Using the data below, gather each line that includes the word "Remboursements".

═══ Available data ═══

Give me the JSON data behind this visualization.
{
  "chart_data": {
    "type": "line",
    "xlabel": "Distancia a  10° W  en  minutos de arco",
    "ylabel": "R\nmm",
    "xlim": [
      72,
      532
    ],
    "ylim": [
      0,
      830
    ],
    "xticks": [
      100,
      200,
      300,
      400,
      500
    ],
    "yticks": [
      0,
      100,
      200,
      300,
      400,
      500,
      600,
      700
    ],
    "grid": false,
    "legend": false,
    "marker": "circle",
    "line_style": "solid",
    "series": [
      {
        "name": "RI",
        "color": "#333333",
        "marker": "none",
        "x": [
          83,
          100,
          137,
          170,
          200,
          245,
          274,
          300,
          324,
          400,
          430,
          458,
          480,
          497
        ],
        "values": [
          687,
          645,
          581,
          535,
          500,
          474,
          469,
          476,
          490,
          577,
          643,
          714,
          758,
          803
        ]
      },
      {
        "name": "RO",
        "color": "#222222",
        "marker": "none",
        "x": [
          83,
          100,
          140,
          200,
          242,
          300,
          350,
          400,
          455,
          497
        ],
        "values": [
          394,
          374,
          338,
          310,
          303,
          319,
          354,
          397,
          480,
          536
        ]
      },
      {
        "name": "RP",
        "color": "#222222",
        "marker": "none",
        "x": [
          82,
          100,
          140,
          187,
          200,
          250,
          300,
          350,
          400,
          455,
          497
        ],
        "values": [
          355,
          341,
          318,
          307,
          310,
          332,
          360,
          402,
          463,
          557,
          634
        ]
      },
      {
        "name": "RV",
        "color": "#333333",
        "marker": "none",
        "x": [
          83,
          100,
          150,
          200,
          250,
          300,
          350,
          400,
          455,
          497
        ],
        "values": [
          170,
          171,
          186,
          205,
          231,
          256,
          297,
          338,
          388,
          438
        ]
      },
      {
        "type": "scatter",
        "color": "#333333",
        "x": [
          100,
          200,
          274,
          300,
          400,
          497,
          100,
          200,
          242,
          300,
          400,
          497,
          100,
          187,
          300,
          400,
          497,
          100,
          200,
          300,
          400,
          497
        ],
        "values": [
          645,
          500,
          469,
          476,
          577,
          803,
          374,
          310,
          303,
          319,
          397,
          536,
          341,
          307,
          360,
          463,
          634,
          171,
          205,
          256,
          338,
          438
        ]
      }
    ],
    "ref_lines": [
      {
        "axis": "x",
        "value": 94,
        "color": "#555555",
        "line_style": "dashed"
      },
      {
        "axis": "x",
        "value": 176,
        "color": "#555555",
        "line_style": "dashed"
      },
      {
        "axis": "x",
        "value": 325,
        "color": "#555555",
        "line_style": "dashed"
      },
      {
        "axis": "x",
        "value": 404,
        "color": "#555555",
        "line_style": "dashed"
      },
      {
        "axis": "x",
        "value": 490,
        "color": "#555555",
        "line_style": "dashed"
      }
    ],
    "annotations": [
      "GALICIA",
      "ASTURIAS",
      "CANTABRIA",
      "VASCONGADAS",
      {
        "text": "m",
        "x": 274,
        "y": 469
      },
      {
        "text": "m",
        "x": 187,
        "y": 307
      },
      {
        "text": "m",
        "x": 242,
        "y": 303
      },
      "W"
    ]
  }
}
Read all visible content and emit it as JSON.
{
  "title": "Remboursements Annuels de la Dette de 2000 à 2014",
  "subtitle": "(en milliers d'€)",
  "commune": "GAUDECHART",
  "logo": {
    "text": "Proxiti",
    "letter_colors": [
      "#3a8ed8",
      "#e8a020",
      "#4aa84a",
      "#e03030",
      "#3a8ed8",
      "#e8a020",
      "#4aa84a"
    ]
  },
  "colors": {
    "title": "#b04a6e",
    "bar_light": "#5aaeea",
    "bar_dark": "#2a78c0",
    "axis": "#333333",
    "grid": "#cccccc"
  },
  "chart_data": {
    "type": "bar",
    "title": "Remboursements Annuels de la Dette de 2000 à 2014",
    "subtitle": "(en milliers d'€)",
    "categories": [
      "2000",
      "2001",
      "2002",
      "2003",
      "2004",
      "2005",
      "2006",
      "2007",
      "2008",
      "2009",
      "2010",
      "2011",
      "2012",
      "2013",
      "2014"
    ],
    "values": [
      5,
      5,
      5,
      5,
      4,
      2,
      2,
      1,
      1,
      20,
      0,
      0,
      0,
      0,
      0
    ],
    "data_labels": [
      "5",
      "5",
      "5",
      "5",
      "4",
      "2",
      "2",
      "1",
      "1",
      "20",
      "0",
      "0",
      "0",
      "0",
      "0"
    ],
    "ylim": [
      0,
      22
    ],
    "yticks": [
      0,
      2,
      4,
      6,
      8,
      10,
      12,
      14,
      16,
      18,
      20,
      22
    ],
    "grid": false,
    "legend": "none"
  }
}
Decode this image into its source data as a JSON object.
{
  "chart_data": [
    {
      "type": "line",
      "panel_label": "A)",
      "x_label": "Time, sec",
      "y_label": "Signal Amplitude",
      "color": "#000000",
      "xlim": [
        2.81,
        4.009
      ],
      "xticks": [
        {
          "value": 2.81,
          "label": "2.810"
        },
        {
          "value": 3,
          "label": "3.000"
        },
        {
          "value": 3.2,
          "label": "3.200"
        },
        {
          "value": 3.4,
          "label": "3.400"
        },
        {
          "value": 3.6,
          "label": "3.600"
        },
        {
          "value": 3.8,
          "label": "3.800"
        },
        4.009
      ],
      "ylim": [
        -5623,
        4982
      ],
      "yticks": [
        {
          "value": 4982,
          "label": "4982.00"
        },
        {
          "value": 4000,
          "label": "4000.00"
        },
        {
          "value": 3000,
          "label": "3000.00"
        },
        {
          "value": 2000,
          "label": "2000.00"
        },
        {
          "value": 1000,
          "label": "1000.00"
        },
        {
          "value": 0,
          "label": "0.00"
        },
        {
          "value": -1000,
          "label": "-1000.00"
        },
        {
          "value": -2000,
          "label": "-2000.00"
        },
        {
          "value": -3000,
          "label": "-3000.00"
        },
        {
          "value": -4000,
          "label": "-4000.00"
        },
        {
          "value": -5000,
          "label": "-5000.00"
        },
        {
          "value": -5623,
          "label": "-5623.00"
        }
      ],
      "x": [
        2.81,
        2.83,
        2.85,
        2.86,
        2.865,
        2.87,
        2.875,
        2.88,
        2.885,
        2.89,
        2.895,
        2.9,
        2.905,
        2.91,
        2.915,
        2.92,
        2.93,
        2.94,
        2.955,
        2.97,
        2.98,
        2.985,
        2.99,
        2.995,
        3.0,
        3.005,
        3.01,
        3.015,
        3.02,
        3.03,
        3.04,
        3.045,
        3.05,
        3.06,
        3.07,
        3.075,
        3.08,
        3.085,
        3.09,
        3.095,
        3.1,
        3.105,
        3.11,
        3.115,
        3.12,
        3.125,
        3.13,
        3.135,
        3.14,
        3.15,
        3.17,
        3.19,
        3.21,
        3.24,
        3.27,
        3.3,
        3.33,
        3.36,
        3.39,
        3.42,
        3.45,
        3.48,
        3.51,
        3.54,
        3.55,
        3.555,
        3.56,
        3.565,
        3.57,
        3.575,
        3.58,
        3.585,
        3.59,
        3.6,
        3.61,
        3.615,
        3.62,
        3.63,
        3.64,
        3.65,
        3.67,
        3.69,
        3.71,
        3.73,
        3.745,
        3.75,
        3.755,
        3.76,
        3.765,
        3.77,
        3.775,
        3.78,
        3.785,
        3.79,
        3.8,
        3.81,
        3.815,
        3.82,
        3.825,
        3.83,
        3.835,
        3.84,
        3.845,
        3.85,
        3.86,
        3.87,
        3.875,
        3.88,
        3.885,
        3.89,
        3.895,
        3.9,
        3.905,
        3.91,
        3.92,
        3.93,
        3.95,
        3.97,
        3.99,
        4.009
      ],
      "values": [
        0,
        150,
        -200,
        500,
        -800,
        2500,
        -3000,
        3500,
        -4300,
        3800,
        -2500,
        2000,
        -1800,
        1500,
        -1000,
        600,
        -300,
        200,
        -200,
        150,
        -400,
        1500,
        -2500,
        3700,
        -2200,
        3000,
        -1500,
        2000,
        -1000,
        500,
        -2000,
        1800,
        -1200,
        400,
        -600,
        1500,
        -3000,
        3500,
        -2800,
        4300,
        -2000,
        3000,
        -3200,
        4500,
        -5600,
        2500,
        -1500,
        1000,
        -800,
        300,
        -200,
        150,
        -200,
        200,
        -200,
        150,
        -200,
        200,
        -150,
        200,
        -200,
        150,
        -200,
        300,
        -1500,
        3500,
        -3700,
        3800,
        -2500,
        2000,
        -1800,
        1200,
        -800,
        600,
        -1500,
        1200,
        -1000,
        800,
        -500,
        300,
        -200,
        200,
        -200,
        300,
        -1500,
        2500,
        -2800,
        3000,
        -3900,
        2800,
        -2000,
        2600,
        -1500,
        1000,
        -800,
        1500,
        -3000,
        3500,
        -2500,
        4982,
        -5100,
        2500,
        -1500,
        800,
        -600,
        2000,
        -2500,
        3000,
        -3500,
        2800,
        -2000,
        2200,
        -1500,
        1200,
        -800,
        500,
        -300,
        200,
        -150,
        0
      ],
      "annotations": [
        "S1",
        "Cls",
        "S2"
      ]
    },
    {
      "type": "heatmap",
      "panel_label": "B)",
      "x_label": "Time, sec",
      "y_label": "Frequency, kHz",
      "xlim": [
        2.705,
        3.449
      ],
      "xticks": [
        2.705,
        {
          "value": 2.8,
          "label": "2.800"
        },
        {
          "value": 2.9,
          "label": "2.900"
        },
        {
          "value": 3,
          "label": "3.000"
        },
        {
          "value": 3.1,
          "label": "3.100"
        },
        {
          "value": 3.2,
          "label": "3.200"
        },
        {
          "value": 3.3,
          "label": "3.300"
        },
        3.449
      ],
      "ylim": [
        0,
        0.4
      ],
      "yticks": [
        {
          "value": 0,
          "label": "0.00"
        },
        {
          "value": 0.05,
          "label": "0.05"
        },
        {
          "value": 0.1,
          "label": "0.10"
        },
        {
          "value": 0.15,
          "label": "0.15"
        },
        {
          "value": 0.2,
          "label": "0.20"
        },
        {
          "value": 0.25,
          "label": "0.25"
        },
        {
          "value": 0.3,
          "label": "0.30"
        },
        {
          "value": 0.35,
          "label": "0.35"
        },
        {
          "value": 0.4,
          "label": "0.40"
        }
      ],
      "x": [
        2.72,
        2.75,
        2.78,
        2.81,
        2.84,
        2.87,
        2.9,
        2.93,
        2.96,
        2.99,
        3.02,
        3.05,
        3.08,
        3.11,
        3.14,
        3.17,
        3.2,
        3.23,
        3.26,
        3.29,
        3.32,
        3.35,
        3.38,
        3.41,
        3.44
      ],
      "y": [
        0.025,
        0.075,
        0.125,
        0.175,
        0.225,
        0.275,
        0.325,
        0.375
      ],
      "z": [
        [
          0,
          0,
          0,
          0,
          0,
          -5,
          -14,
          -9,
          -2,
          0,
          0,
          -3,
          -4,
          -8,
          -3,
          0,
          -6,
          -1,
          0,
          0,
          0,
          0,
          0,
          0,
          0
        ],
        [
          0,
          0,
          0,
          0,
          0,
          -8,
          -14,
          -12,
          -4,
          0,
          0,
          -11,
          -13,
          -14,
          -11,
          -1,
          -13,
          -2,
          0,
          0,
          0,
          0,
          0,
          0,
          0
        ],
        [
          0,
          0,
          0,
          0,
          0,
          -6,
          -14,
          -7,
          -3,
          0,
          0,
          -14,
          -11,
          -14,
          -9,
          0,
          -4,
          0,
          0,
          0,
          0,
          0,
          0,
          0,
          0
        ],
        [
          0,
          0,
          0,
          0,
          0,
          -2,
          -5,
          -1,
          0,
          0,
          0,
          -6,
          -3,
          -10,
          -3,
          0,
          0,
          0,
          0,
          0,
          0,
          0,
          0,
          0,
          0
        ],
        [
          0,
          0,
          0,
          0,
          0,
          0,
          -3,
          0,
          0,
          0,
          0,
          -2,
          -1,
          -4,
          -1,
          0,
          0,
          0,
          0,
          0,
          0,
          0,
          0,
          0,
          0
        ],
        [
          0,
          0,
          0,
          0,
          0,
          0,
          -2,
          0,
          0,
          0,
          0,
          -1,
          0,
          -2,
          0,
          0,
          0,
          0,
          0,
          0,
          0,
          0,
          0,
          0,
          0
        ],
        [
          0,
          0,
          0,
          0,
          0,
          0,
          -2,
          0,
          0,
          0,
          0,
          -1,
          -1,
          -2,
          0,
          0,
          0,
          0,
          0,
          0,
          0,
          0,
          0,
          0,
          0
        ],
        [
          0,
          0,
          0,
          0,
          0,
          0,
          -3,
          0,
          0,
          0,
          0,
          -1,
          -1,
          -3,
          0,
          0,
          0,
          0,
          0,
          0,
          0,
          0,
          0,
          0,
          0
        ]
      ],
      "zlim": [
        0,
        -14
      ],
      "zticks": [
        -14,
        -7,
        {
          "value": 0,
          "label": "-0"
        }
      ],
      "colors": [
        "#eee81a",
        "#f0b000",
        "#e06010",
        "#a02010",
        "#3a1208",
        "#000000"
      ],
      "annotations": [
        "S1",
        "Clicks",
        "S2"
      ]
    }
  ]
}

═══

--- Exercise answer ---
  "title": "Remboursements Annuels de la Dette de 2000 à 2014",
    "title": "Remboursements Annuels de la Dette de 2000 à 2014",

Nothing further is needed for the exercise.